— Stated exercise —
Report every line from the material that contains the word "российских".

— Material for this task —
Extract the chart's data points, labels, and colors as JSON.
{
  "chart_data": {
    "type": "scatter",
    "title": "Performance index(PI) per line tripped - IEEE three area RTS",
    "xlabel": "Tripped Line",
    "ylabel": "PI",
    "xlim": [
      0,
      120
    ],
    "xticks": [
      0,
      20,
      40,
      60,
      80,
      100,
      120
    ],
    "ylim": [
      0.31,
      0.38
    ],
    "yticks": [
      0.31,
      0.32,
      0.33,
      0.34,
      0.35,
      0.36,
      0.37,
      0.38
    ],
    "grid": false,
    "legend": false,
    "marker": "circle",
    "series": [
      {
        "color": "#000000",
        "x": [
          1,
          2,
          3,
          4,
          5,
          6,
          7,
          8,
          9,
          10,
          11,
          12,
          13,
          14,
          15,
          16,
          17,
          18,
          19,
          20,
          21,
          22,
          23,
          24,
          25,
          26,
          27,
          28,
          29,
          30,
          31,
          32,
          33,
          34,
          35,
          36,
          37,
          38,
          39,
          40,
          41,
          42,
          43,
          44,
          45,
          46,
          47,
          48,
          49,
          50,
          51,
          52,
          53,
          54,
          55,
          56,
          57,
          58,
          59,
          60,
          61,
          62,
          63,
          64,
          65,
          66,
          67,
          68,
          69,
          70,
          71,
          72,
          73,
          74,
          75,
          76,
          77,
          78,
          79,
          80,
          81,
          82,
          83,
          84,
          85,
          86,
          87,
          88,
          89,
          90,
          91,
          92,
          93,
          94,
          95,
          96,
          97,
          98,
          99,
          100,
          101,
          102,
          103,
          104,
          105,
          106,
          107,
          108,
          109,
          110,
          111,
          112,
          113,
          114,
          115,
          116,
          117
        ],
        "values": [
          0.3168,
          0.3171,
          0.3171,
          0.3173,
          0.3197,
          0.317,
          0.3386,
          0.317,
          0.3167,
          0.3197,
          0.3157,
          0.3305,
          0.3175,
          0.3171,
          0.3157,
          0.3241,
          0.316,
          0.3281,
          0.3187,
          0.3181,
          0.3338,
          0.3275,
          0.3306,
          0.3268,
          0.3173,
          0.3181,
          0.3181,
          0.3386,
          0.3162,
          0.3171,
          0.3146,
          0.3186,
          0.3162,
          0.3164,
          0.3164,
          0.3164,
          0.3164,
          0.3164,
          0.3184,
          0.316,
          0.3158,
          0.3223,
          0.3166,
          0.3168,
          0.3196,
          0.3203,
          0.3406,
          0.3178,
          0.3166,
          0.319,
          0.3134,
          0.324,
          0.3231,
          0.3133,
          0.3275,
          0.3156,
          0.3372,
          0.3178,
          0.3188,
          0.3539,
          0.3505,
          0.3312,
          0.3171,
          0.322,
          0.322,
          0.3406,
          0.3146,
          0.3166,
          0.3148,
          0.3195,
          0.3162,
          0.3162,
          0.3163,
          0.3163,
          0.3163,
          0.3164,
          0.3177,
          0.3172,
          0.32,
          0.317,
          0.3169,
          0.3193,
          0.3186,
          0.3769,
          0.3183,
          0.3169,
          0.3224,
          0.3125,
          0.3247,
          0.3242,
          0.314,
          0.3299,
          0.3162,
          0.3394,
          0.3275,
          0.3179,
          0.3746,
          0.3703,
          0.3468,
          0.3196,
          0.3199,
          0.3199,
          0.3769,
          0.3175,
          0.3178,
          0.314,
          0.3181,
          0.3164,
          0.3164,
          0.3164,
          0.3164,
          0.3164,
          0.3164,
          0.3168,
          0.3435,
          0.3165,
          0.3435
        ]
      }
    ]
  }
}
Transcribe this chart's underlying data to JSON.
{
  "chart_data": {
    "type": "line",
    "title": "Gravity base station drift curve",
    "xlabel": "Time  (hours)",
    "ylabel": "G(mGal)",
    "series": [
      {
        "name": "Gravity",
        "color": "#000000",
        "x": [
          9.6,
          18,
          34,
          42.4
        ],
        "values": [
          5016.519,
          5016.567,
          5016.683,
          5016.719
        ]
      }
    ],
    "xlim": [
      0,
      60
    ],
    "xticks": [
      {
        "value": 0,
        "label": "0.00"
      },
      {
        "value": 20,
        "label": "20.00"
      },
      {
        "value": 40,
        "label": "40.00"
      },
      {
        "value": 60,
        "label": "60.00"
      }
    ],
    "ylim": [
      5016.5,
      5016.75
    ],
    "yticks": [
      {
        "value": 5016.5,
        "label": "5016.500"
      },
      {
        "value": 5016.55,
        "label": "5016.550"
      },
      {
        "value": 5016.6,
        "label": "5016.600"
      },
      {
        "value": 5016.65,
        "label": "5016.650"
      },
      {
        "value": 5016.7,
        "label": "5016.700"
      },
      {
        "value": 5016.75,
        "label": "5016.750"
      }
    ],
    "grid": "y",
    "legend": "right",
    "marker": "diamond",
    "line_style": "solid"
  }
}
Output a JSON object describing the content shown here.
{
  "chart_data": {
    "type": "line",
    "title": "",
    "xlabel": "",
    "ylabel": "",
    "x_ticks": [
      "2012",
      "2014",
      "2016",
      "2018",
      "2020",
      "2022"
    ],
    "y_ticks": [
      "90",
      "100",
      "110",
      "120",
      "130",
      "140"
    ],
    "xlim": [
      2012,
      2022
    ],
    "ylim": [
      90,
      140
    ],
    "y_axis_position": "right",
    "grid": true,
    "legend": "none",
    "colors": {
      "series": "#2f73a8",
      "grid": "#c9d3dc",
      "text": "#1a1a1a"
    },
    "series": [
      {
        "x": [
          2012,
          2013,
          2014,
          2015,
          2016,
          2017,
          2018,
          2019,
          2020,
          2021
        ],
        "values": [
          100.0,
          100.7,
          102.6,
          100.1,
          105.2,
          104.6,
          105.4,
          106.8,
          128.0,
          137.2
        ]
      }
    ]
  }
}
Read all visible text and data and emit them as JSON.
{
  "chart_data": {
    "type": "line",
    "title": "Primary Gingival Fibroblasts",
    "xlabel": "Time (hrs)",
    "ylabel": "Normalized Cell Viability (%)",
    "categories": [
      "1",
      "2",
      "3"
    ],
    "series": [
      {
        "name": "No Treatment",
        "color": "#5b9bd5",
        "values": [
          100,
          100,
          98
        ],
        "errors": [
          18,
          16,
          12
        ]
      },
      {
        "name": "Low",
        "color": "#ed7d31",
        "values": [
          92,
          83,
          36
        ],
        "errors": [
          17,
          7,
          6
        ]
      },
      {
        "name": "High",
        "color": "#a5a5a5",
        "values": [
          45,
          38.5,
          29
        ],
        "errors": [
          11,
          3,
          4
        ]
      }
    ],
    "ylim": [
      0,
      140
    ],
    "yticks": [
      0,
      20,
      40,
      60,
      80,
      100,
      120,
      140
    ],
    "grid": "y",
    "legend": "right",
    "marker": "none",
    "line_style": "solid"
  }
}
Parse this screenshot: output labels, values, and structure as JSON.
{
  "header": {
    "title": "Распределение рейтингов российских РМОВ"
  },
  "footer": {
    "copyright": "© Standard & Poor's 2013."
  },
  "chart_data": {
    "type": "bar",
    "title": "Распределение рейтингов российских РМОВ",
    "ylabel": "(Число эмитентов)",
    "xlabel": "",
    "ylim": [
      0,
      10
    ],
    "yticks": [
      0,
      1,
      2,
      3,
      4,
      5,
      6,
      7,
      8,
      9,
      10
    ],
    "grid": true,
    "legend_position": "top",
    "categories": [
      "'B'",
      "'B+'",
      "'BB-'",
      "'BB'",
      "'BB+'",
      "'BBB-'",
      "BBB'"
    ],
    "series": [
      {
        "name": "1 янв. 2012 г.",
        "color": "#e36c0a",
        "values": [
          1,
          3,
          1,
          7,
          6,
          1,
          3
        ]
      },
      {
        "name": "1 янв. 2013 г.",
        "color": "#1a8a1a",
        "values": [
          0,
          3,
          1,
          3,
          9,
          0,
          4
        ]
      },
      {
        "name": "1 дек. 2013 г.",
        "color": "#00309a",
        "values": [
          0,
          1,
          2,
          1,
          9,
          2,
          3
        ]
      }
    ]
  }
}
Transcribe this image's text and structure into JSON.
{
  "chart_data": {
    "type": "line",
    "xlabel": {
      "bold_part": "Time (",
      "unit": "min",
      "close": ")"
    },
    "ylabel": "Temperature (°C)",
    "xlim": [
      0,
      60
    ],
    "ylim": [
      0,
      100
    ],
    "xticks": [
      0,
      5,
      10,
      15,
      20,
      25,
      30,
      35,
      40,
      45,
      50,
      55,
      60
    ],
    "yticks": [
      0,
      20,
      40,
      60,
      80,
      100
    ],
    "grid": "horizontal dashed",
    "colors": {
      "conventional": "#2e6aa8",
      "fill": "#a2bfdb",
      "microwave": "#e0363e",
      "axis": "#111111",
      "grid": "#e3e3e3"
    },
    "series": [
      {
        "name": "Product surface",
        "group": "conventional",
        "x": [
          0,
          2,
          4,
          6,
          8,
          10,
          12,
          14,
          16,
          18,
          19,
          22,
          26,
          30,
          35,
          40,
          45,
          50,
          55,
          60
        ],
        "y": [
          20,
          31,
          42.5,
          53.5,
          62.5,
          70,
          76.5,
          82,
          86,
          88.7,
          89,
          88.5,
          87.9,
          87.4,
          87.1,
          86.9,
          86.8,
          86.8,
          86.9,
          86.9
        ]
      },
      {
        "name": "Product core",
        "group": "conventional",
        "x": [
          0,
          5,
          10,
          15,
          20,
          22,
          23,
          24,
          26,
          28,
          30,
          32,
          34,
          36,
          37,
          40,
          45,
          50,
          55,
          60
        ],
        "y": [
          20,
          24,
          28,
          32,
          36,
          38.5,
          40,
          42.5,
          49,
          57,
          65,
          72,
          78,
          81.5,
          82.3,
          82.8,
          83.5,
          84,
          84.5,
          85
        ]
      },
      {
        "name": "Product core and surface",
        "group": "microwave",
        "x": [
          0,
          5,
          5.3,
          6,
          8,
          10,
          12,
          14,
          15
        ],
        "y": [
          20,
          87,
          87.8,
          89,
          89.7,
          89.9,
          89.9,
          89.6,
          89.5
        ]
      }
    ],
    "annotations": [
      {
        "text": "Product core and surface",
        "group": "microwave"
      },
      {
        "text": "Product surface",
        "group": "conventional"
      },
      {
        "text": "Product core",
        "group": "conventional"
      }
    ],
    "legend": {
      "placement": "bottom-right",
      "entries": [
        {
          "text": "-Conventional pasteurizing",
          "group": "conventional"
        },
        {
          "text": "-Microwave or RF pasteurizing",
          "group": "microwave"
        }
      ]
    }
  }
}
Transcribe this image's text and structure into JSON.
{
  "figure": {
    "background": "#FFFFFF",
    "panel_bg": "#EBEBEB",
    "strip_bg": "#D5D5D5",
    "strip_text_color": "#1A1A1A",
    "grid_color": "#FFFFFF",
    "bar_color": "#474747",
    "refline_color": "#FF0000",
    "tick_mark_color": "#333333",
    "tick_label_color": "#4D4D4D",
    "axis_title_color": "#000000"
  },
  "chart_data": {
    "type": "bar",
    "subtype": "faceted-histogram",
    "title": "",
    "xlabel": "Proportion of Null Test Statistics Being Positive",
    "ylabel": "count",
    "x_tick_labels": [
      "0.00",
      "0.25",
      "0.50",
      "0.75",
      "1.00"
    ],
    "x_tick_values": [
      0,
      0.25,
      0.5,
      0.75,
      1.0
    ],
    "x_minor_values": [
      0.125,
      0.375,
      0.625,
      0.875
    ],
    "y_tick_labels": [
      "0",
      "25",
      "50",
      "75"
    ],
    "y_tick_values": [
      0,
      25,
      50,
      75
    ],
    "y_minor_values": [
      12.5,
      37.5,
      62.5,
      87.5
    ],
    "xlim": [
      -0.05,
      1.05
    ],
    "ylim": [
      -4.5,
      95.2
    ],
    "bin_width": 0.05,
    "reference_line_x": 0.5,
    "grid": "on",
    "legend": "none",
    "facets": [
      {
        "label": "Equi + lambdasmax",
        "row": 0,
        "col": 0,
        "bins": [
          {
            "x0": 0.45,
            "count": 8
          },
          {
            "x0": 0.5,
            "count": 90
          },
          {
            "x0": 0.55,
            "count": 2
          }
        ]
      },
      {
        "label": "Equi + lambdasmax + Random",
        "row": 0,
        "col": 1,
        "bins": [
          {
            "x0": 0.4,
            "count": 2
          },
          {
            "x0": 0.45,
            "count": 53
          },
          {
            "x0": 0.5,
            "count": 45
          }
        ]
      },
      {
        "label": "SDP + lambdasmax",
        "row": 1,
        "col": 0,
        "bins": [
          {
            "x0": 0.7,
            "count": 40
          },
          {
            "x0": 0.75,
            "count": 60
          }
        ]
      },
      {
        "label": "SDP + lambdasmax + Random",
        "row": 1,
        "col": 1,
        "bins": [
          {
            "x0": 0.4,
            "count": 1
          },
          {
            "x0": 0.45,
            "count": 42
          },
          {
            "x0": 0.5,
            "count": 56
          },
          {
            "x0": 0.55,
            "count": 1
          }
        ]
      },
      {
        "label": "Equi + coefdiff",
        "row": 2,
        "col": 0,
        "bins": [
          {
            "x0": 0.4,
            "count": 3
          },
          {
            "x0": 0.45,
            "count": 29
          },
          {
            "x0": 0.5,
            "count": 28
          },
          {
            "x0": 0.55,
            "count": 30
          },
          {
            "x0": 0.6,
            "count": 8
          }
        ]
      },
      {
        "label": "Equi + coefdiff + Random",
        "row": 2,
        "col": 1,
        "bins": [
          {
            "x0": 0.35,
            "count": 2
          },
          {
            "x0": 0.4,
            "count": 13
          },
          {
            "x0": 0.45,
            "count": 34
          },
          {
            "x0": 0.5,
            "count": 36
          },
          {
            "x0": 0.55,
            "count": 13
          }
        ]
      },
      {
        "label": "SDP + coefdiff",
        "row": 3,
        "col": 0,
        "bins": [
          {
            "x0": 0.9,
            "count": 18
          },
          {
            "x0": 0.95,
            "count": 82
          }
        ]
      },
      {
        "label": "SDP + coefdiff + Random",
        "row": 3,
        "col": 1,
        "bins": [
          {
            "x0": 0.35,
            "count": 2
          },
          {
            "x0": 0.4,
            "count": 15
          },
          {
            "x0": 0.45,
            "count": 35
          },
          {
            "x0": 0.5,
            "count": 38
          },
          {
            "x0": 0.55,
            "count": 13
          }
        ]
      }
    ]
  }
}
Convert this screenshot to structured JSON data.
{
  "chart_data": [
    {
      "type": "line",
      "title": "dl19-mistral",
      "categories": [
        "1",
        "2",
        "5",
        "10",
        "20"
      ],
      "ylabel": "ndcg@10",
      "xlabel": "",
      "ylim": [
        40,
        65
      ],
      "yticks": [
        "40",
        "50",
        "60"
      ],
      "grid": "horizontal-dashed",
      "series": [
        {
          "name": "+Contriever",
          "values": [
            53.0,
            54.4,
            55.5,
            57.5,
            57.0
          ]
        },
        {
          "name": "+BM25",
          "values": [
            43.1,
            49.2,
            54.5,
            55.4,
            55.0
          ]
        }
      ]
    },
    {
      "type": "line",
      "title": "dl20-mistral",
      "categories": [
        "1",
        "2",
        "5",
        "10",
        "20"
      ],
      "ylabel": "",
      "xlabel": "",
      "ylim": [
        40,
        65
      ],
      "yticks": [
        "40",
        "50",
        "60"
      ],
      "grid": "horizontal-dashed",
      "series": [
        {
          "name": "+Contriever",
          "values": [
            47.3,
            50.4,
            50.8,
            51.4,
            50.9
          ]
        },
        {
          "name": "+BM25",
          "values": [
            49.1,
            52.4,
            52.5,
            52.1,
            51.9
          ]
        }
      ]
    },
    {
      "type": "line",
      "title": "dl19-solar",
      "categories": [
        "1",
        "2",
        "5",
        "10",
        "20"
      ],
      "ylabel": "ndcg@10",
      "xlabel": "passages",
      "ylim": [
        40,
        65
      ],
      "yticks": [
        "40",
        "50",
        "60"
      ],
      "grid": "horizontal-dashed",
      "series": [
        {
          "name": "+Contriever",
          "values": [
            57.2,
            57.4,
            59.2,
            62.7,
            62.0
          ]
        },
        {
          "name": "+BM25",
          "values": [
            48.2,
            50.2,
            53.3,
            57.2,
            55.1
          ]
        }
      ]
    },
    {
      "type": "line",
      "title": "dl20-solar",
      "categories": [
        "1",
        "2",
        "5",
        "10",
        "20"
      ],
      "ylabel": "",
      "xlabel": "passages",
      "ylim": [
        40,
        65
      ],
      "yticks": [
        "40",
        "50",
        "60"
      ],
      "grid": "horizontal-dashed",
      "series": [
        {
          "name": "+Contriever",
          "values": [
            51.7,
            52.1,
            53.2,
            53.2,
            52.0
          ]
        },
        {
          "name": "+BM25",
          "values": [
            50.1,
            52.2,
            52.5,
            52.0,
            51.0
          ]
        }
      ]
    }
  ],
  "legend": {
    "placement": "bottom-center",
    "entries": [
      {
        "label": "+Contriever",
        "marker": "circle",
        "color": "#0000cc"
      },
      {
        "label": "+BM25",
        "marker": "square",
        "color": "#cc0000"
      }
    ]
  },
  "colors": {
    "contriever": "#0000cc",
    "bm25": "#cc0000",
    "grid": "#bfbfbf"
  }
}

— Result of the exercise —
    "title": "Распределение рейтингов российских РМОВ"
    "title": "Распределение рейтингов российских РМОВ",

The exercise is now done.